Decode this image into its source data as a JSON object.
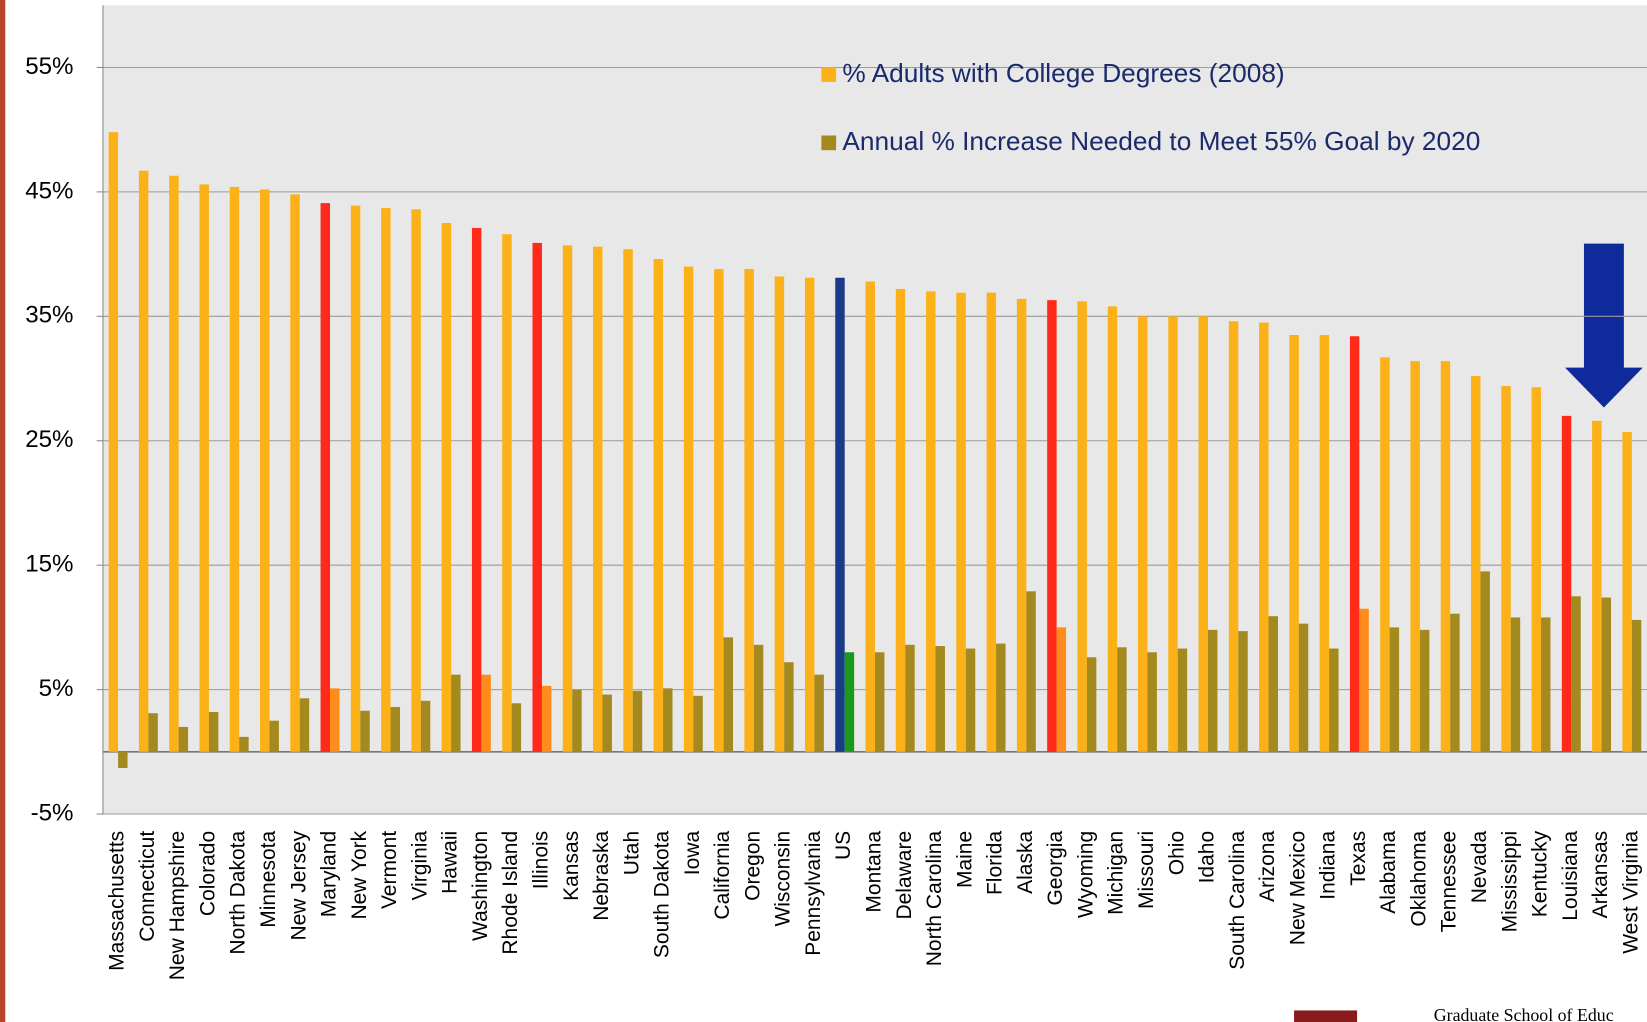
{
  "chart_data": {
    "type": "bar",
    "categories": [
      "Massachusetts",
      "Connecticut",
      "New Hampshire",
      "Colorado",
      "North Dakota",
      "Minnesota",
      "New Jersey",
      "Maryland",
      "New York",
      "Vermont",
      "Virginia",
      "Hawaii",
      "Washington",
      "Rhode Island",
      "Illinois",
      "Kansas",
      "Nebraska",
      "Utah",
      "South Dakota",
      "Iowa",
      "California",
      "Oregon",
      "Wisconsin",
      "Pennsylvania",
      "US",
      "Montana",
      "Delaware",
      "North Carolina",
      "Maine",
      "Florida",
      "Alaska",
      "Georgia",
      "Wyoming",
      "Michigan",
      "Missouri",
      "Ohio",
      "Idaho",
      "South Carolina",
      "Arizona",
      "New Mexico",
      "Indiana",
      "Texas",
      "Alabama",
      "Oklahoma",
      "Tennessee",
      "Nevada",
      "Mississippi",
      "Kentucky",
      "Louisiana",
      "Arkansas",
      "West Virginia"
    ],
    "series": [
      {
        "name": "% Adults with College Degrees (2008)",
        "color": "#fbb117",
        "values": [
          49.8,
          46.7,
          46.3,
          45.6,
          45.4,
          45.2,
          44.8,
          44.1,
          43.9,
          43.7,
          43.6,
          42.5,
          42.1,
          41.6,
          40.9,
          40.7,
          40.6,
          40.4,
          39.6,
          39.0,
          38.8,
          38.8,
          38.2,
          38.1,
          38.1,
          37.8,
          37.2,
          37.0,
          36.9,
          36.9,
          36.4,
          36.3,
          36.2,
          35.8,
          35.0,
          35.0,
          35.0,
          34.6,
          34.5,
          33.5,
          33.5,
          33.4,
          31.7,
          31.4,
          31.4,
          30.2,
          29.4,
          29.3,
          27.0,
          26.6,
          25.7
        ],
        "colors": [
          "#fbb117",
          "#fbb117",
          "#fbb117",
          "#fbb117",
          "#fbb117",
          "#fbb117",
          "#fbb117",
          "#ff2a1a",
          "#fbb117",
          "#fbb117",
          "#fbb117",
          "#fbb117",
          "#ff2a1a",
          "#fbb117",
          "#ff2a1a",
          "#fbb117",
          "#fbb117",
          "#fbb117",
          "#fbb117",
          "#fbb117",
          "#fbb117",
          "#fbb117",
          "#fbb117",
          "#fbb117",
          "#1a3a8a",
          "#fbb117",
          "#fbb117",
          "#fbb117",
          "#fbb117",
          "#fbb117",
          "#fbb117",
          "#ff2a1a",
          "#fbb117",
          "#fbb117",
          "#fbb117",
          "#fbb117",
          "#fbb117",
          "#fbb117",
          "#fbb117",
          "#fbb117",
          "#fbb117",
          "#ff2a1a",
          "#fbb117",
          "#fbb117",
          "#fbb117",
          "#fbb117",
          "#fbb117",
          "#fbb117",
          "#ff2a1a",
          "#fbb117",
          "#fbb117"
        ]
      },
      {
        "name": "Annual % Increase Needed to Meet 55% Goal by 2020",
        "color": "#a48a1e",
        "values": [
          -1.3,
          3.1,
          2.0,
          3.2,
          1.2,
          2.5,
          4.3,
          5.1,
          3.3,
          3.6,
          4.1,
          6.2,
          6.2,
          3.9,
          5.3,
          5.0,
          4.6,
          4.9,
          5.1,
          4.5,
          9.2,
          8.6,
          7.2,
          6.2,
          8.0,
          8.0,
          8.6,
          8.5,
          8.3,
          8.7,
          12.9,
          10.0,
          7.6,
          8.4,
          8.0,
          8.3,
          9.8,
          9.7,
          10.9,
          10.3,
          8.3,
          11.5,
          10.0,
          9.8,
          11.1,
          14.5,
          10.8,
          10.8,
          12.5,
          12.4,
          10.6
        ],
        "colors": [
          "#a48a1e",
          "#a48a1e",
          "#a48a1e",
          "#a48a1e",
          "#a48a1e",
          "#a48a1e",
          "#a48a1e",
          "#ff8c1a",
          "#a48a1e",
          "#a48a1e",
          "#a48a1e",
          "#a48a1e",
          "#ff8c1a",
          "#a48a1e",
          "#ff8c1a",
          "#a48a1e",
          "#a48a1e",
          "#a48a1e",
          "#a48a1e",
          "#a48a1e",
          "#a48a1e",
          "#a48a1e",
          "#a48a1e",
          "#a48a1e",
          "#1a9a1a",
          "#a48a1e",
          "#a48a1e",
          "#a48a1e",
          "#a48a1e",
          "#a48a1e",
          "#a48a1e",
          "#ff8c1a",
          "#a48a1e",
          "#a48a1e",
          "#a48a1e",
          "#a48a1e",
          "#a48a1e",
          "#a48a1e",
          "#a48a1e",
          "#a48a1e",
          "#a48a1e",
          "#ff8c1a",
          "#a48a1e",
          "#a48a1e",
          "#a48a1e",
          "#a48a1e",
          "#a48a1e",
          "#a48a1e",
          "#a48a1e",
          "#a48a1e",
          "#a48a1e"
        ]
      }
    ],
    "ylim": [
      -5,
      60
    ],
    "yticks": [
      {
        "value": -5,
        "label": "-5%"
      },
      {
        "value": 5,
        "label": "5%"
      },
      {
        "value": 15,
        "label": "15%"
      },
      {
        "value": 25,
        "label": "25%"
      },
      {
        "value": 35,
        "label": "35%"
      },
      {
        "value": 45,
        "label": "45%"
      },
      {
        "value": 55,
        "label": "55%"
      }
    ],
    "grid": true,
    "legend": "top-right",
    "logo_text": "Graduate School of Educ"
  }
}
____________________
-- Exercise requirements --
Go through the material above and print all of it exactly, except the pictures.

-- Result --
Decode this image into its source data as a JSON object.
{
  "chart_data": {
    "type": "bar",
    "categories": [
      "Massachusetts",
      "Connecticut",
      "New Hampshire",
      "Colorado",
      "North Dakota",
      "Minnesota",
      "New Jersey",
      "Maryland",
      "New York",
      "Vermont",
      "Virginia",
      "Hawaii",
      "Washington",
      "Rhode Island",
      "Illinois",
      "Kansas",
      "Nebraska",
      "Utah",
      "South Dakota",
      "Iowa",
      "California",
      "Oregon",
      "Wisconsin",
      "Pennsylvania",
      "US",
      "Montana",
      "Delaware",
      "North Carolina",
      "Maine",
      "Florida",
      "Alaska",
      "Georgia",
      "Wyoming",
      "Michigan",
      "Missouri",
      "Ohio",
      "Idaho",
      "South Carolina",
      "Arizona",
      "New Mexico",
      "Indiana",
      "Texas",
      "Alabama",
      "Oklahoma",
      "Tennessee",
      "Nevada",
      "Mississippi",
      "Kentucky",
      "Louisiana",
      "Arkansas",
      "West Virginia"
    ],
    "series": [
      {
        "name": "% Adults with College Degrees (2008)",
        "color": "#fbb117",
        "values": [
          49.8,
          46.7,
          46.3,
          45.6,
          45.4,
          45.2,
          44.8,
          44.1,
          43.9,
          43.7,
          43.6,
          42.5,
          42.1,
          41.6,
          40.9,
          40.7,
          40.6,
          40.4,
          39.6,
          39.0,
          38.8,
          38.8,
          38.2,
          38.1,
          38.1,
          37.8,
          37.2,
          37.0,
          36.9,
          36.9,
          36.4,
          36.3,
          36.2,
          35.8,
          35.0,
          35.0,
          35.0,
          34.6,
          34.5,
          33.5,
          33.5,
          33.4,
          31.7,
          31.4,
          31.4,
          30.2,
          29.4,
          29.3,
          27.0,
          26.6,
          25.7
        ],
        "colors": [
          "#fbb117",
          "#fbb117",
          "#fbb117",
          "#fbb117",
          "#fbb117",
          "#fbb117",
          "#fbb117",
          "#ff2a1a",
          "#fbb117",
          "#fbb117",
          "#fbb117",
          "#fbb117",
          "#ff2a1a",
          "#fbb117",
          "#ff2a1a",
          "#fbb117",
          "#fbb117",
          "#fbb117",
          "#fbb117",
          "#fbb117",
          "#fbb117",
          "#fbb117",
          "#fbb117",
          "#fbb117",
          "#1a3a8a",
          "#fbb117",
          "#fbb117",
          "#fbb117",
          "#fbb117",
          "#fbb117",
          "#fbb117",
          "#ff2a1a",
          "#fbb117",
          "#fbb117",
          "#fbb117",
          "#fbb117",
          "#fbb117",
          "#fbb117",
          "#fbb117",
          "#fbb117",
          "#fbb117",
          "#ff2a1a",
          "#fbb117",
          "#fbb117",
          "#fbb117",
          "#fbb117",
          "#fbb117",
          "#fbb117",
          "#ff2a1a",
          "#fbb117",
          "#fbb117"
        ]
      },
      {
        "name": "Annual % Increase Needed to Meet 55% Goal by 2020",
        "color": "#a48a1e",
        "values": [
          -1.3,
          3.1,
          2.0,
          3.2,
          1.2,
          2.5,
          4.3,
          5.1,
          3.3,
          3.6,
          4.1,
          6.2,
          6.2,
          3.9,
          5.3,
          5.0,
          4.6,
          4.9,
          5.1,
          4.5,
          9.2,
          8.6,
          7.2,
          6.2,
          8.0,
          8.0,
          8.6,
          8.5,
          8.3,
          8.7,
          12.9,
          10.0,
          7.6,
          8.4,
          8.0,
          8.3,
          9.8,
          9.7,
          10.9,
          10.3,
          8.3,
          11.5,
          10.0,
          9.8,
          11.1,
          14.5,
          10.8,
          10.8,
          12.5,
          12.4,
          10.6
        ],
        "colors": [
          "#a48a1e",
          "#a48a1e",
          "#a48a1e",
          "#a48a1e",
          "#a48a1e",
          "#a48a1e",
          "#a48a1e",
          "#ff8c1a",
          "#a48a1e",
          "#a48a1e",
          "#a48a1e",
          "#a48a1e",
          "#ff8c1a",
          "#a48a1e",
          "#ff8c1a",
          "#a48a1e",
          "#a48a1e",
          "#a48a1e",
          "#a48a1e",
          "#a48a1e",
          "#a48a1e",
          "#a48a1e",
          "#a48a1e",
          "#a48a1e",
          "#1a9a1a",
          "#a48a1e",
          "#a48a1e",
          "#a48a1e",
          "#a48a1e",
          "#a48a1e",
          "#a48a1e",
          "#ff8c1a",
          "#a48a1e",
          "#a48a1e",
          "#a48a1e",
          "#a48a1e",
          "#a48a1e",
          "#a48a1e",
          "#a48a1e",
          "#a48a1e",
          "#a48a1e",
          "#ff8c1a",
          "#a48a1e",
          "#a48a1e",
          "#a48a1e",
          "#a48a1e",
          "#a48a1e",
          "#a48a1e",
          "#a48a1e",
          "#a48a1e",
          "#a48a1e"
        ]
      }
    ],
    "ylim": [
      -5,
      60
    ],
    "yticks": [
      {
        "value": -5,
        "label": "-5%"
      },
      {
        "value": 5,
        "label": "5%"
      },
      {
        "value": 15,
        "label": "15%"
      },
      {
        "value": 25,
        "label": "25%"
      },
      {
        "value": 35,
        "label": "35%"
      },
      {
        "value": 45,
        "label": "45%"
      },
      {
        "value": 55,
        "label": "55%"
      }
    ],
    "grid": true,
    "legend": "top-right",
    "logo_text": "Graduate School of Educ"
  }
}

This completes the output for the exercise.